**EXTRACTED INFORMATION**
-=-=-=-=-

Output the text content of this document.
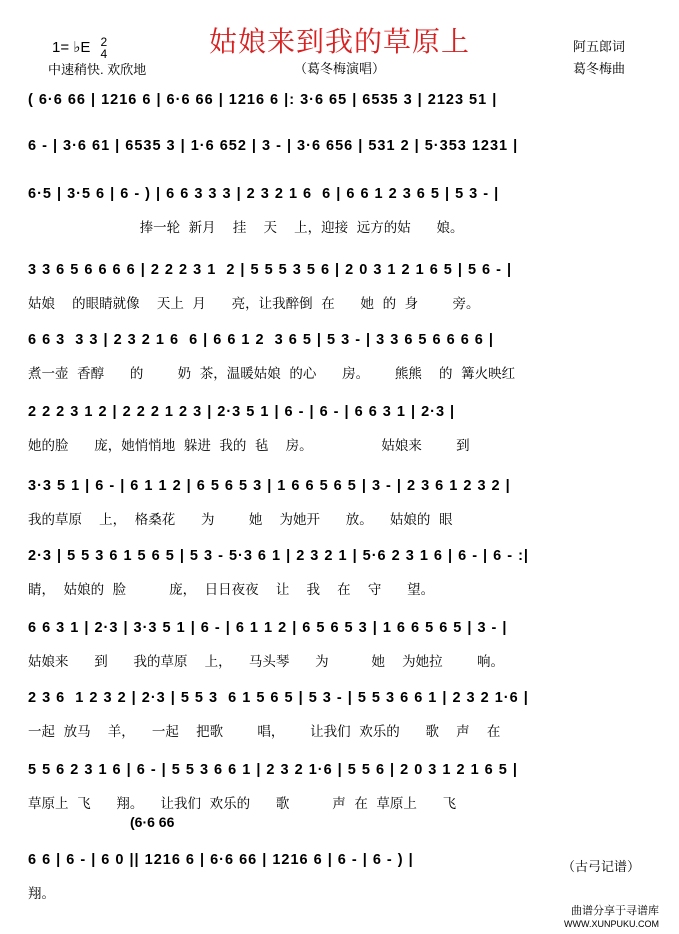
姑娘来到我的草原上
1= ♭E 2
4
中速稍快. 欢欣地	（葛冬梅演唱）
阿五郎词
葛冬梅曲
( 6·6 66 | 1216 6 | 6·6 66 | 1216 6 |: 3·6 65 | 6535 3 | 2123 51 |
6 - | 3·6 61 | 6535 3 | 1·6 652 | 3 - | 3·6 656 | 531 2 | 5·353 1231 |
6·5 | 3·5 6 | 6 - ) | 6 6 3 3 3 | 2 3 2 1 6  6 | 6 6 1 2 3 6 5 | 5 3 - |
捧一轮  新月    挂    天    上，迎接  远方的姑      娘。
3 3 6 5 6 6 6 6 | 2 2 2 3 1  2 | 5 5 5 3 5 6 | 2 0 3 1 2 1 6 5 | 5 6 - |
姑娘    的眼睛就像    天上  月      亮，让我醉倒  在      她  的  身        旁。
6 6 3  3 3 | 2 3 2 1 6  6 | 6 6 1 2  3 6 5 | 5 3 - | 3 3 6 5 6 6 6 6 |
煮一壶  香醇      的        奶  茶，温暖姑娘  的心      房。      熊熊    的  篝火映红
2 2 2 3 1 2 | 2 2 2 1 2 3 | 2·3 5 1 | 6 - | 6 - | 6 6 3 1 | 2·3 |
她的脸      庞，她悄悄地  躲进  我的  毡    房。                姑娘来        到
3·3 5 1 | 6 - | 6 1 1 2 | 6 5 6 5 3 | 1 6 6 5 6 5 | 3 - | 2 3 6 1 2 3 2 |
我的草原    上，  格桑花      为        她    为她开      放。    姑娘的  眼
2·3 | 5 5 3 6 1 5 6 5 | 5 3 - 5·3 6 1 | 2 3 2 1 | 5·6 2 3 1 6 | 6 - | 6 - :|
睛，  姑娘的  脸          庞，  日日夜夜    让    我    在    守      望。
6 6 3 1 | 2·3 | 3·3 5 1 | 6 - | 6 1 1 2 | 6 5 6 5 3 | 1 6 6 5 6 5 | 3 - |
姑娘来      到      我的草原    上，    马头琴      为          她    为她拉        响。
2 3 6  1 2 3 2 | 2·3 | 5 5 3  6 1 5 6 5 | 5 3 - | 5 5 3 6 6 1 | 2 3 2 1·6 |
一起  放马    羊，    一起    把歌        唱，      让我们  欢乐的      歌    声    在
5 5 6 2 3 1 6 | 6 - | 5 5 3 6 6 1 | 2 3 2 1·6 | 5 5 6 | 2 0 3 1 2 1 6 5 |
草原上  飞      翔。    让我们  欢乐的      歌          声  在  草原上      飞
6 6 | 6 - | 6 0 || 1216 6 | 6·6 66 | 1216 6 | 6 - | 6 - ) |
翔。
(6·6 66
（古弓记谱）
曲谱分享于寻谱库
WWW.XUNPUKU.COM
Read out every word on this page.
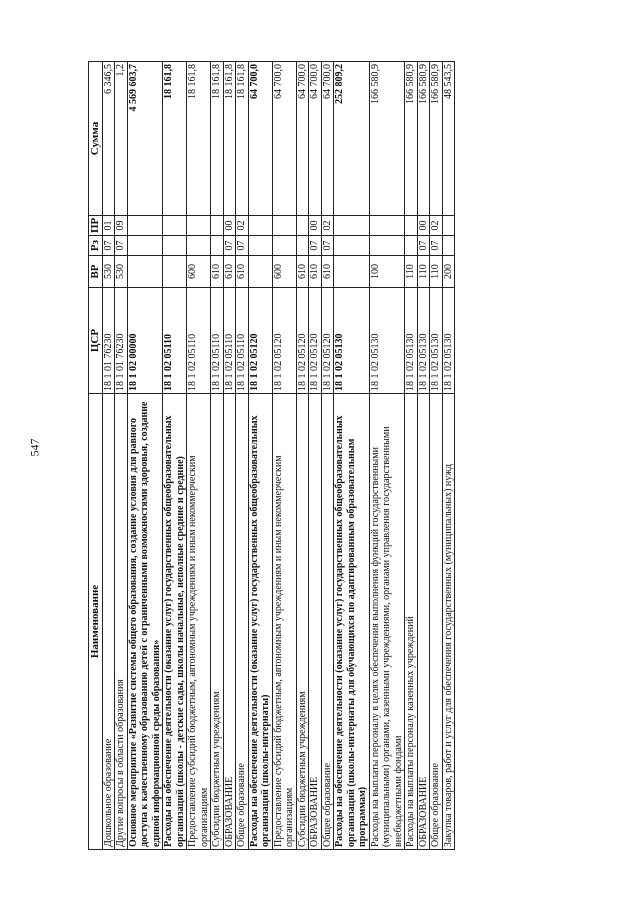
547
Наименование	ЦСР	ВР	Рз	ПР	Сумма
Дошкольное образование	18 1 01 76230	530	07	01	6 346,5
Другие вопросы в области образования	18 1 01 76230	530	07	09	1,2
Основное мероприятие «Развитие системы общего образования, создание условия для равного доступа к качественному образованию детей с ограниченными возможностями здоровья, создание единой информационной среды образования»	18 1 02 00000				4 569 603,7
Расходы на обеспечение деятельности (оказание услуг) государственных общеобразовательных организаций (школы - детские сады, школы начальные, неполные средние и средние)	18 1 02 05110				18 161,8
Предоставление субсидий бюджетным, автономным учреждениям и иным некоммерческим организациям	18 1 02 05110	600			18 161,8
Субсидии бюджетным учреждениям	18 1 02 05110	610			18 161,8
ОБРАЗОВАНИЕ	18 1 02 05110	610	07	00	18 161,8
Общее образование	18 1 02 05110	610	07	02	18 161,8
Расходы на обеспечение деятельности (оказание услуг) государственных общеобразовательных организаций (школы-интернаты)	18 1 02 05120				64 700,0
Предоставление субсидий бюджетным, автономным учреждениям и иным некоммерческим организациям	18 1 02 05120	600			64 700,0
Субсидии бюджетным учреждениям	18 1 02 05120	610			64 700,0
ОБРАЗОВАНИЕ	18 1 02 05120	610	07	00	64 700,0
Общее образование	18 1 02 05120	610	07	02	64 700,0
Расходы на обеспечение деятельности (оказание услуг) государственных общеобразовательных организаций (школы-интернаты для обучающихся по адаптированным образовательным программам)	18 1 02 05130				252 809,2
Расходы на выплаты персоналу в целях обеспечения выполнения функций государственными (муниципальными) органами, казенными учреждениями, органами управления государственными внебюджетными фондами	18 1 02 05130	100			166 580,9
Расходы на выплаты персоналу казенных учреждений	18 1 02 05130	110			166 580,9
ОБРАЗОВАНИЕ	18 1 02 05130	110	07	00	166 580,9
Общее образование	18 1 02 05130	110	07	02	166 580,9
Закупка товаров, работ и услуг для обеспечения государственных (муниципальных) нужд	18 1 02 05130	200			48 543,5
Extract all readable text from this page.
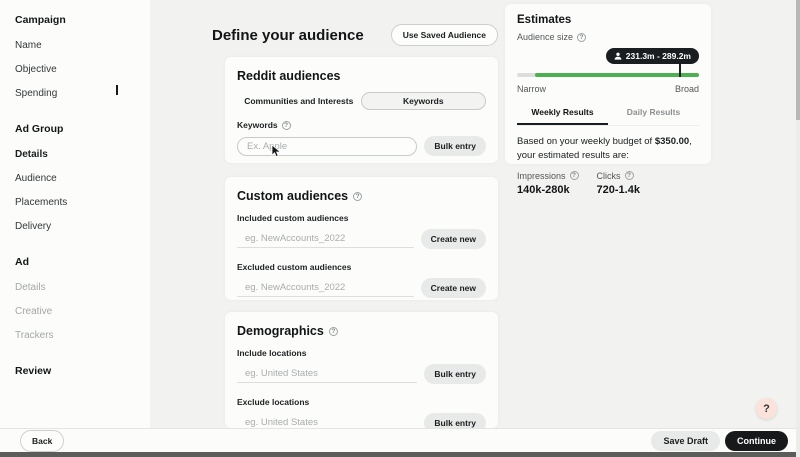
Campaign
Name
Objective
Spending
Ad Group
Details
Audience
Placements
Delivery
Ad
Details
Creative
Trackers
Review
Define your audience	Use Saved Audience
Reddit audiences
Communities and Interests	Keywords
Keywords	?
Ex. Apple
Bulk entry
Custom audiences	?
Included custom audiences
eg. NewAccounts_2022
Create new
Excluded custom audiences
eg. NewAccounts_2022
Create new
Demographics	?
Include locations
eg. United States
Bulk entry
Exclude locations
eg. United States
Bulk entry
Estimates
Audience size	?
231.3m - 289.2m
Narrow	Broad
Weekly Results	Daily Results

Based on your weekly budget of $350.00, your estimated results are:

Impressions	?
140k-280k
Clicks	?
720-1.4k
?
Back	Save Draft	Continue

-=-=-=-=-

Write out the listing above again, exactly, but with no pictures in the copy.

**EXERCISE RESPONSE**
Output the text content of this document.
姑娘来到我的草原上
1= ♭E 2
4
中速稍快. 欢欣地	（葛冬梅演唱）
阿五郎词
葛冬梅曲
( 6·6 66 | 1216 6 | 6·6 66 | 1216 6 |: 3·6 65 | 6535 3 | 2123 51 |
6 - | 3·6 61 | 6535 3 | 1·6 652 | 3 - | 3·6 656 | 531 2 | 5·353 1231 |
6·5 | 3·5 6 | 6 - ) | 6 6 3 3 3 | 2 3 2 1 6  6 | 6 6 1 2 3 6 5 | 5 3 - |
捧一轮  新月    挂    天    上，迎接  远方的姑      娘。
3 3 6 5 6 6 6 6 | 2 2 2 3 1  2 | 5 5 5 3 5 6 | 2 0 3 1 2 1 6 5 | 5 6 - |
姑娘    的眼睛就像    天上  月      亮，让我醉倒  在      她  的  身        旁。
6 6 3  3 3 | 2 3 2 1 6  6 | 6 6 1 2  3 6 5 | 5 3 - | 3 3 6 5 6 6 6 6 |
煮一壶  香醇      的        奶  茶，温暖姑娘  的心      房。      熊熊    的  篝火映红
2 2 2 3 1 2 | 2 2 2 1 2 3 | 2·3 5 1 | 6 - | 6 - | 6 6 3 1 | 2·3 |
她的脸      庞，她悄悄地  躲进  我的  毡    房。                姑娘来        到
3·3 5 1 | 6 - | 6 1 1 2 | 6 5 6 5 3 | 1 6 6 5 6 5 | 3 - | 2 3 6 1 2 3 2 |
我的草原    上，  格桑花      为        她    为她开      放。    姑娘的  眼
2·3 | 5 5 3 6 1 5 6 5 | 5 3 - 5·3 6 1 | 2 3 2 1 | 5·6 2 3 1 6 | 6 - | 6 - :|
睛，  姑娘的  脸          庞，  日日夜夜    让    我    在    守      望。
6 6 3 1 | 2·3 | 3·3 5 1 | 6 - | 6 1 1 2 | 6 5 6 5 3 | 1 6 6 5 6 5 | 3 - |
姑娘来      到      我的草原    上，    马头琴      为          她    为她拉        响。
2 3 6  1 2 3 2 | 2·3 | 5 5 3  6 1 5 6 5 | 5 3 - | 5 5 3 6 6 1 | 2 3 2 1·6 |
一起  放马    羊，    一起    把歌        唱，      让我们  欢乐的      歌    声    在
5 5 6 2 3 1 6 | 6 - | 5 5 3 6 6 1 | 2 3 2 1·6 | 5 5 6 | 2 0 3 1 2 1 6 5 |
草原上  飞      翔。    让我们  欢乐的      歌          声  在  草原上      飞
6 6 | 6 - | 6 0 || 1216 6 | 6·6 66 | 1216 6 | 6 - | 6 - ) |
翔。
(6·6 66
（古弓记谱）
曲谱分享于寻谱库
WWW.XUNPUKU.COM
Read out every word on this page.
547
Наименование	ЦСР	ВР	Рз	ПР	Сумма
Дошкольное образование	18 1 01 76230	530	07	01	6 346,5
Другие вопросы в области образования	18 1 01 76230	530	07	09	1,2
Основное мероприятие «Развитие системы общего образования, создание условия для равного доступа к качественному образованию детей с ограниченными возможностями здоровья, создание единой информационной среды образования»	18 1 02 00000				4 569 603,7
Расходы на обеспечение деятельности (оказание услуг) государственных общеобразовательных организаций (школы - детские сады, школы начальные, неполные средние и средние)	18 1 02 05110				18 161,8
Предоставление субсидий бюджетным, автономным учреждениям и иным некоммерческим организациям	18 1 02 05110	600			18 161,8
Субсидии бюджетным учреждениям	18 1 02 05110	610			18 161,8
ОБРАЗОВАНИЕ	18 1 02 05110	610	07	00	18 161,8
Общее образование	18 1 02 05110	610	07	02	18 161,8
Расходы на обеспечение деятельности (оказание услуг) государственных общеобразовательных организаций (школы-интернаты)	18 1 02 05120				64 700,0
Предоставление субсидий бюджетным, автономным учреждениям и иным некоммерческим организациям	18 1 02 05120	600			64 700,0
Субсидии бюджетным учреждениям	18 1 02 05120	610			64 700,0
ОБРАЗОВАНИЕ	18 1 02 05120	610	07	00	64 700,0
Общее образование	18 1 02 05120	610	07	02	64 700,0
Расходы на обеспечение деятельности (оказание услуг) государственных общеобразовательных организаций (школы-интернаты для обучающихся по адаптированным образовательным программам)	18 1 02 05130				252 809,2
Расходы на выплаты персоналу в целях обеспечения выполнения функций государственными (муниципальными) органами, казенными учреждениями, органами управления государственными внебюджетными фондами	18 1 02 05130	100			166 580,9
Расходы на выплаты персоналу казенных учреждений	18 1 02 05130	110			166 580,9
ОБРАЗОВАНИЕ	18 1 02 05130	110	07	00	166 580,9
Общее образование	18 1 02 05130	110	07	02	166 580,9
Закупка товаров, работ и услуг для обеспечения государственных (муниципальных) нужд	18 1 02 05130	200			48 543,5
Extract all readable text from this page.
Campaign
Name
Objective
Spending
Ad Group
Details
Audience
Placements
Delivery
Ad
Details
Creative
Trackers
Review
Define your audience	Use Saved Audience
Reddit audiences
Communities and Interests	Keywords
Keywords	?
Ex. Apple
Bulk entry
Custom audiences	?
Included custom audiences
eg. NewAccounts_2022
Create new
Excluded custom audiences
eg. NewAccounts_2022
Create new
Demographics	?
Include locations
eg. United States
Bulk entry
Exclude locations
eg. United States
Bulk entry
Estimates
Audience size	?
231.3m - 289.2m
Narrow	Broad
Weekly Results	Daily Results

Based on your weekly budget of $350.00, your estimated results are:

Impressions	?
140k-280k
Clicks	?
720-1.4k
?
Back	Save Draft	Continue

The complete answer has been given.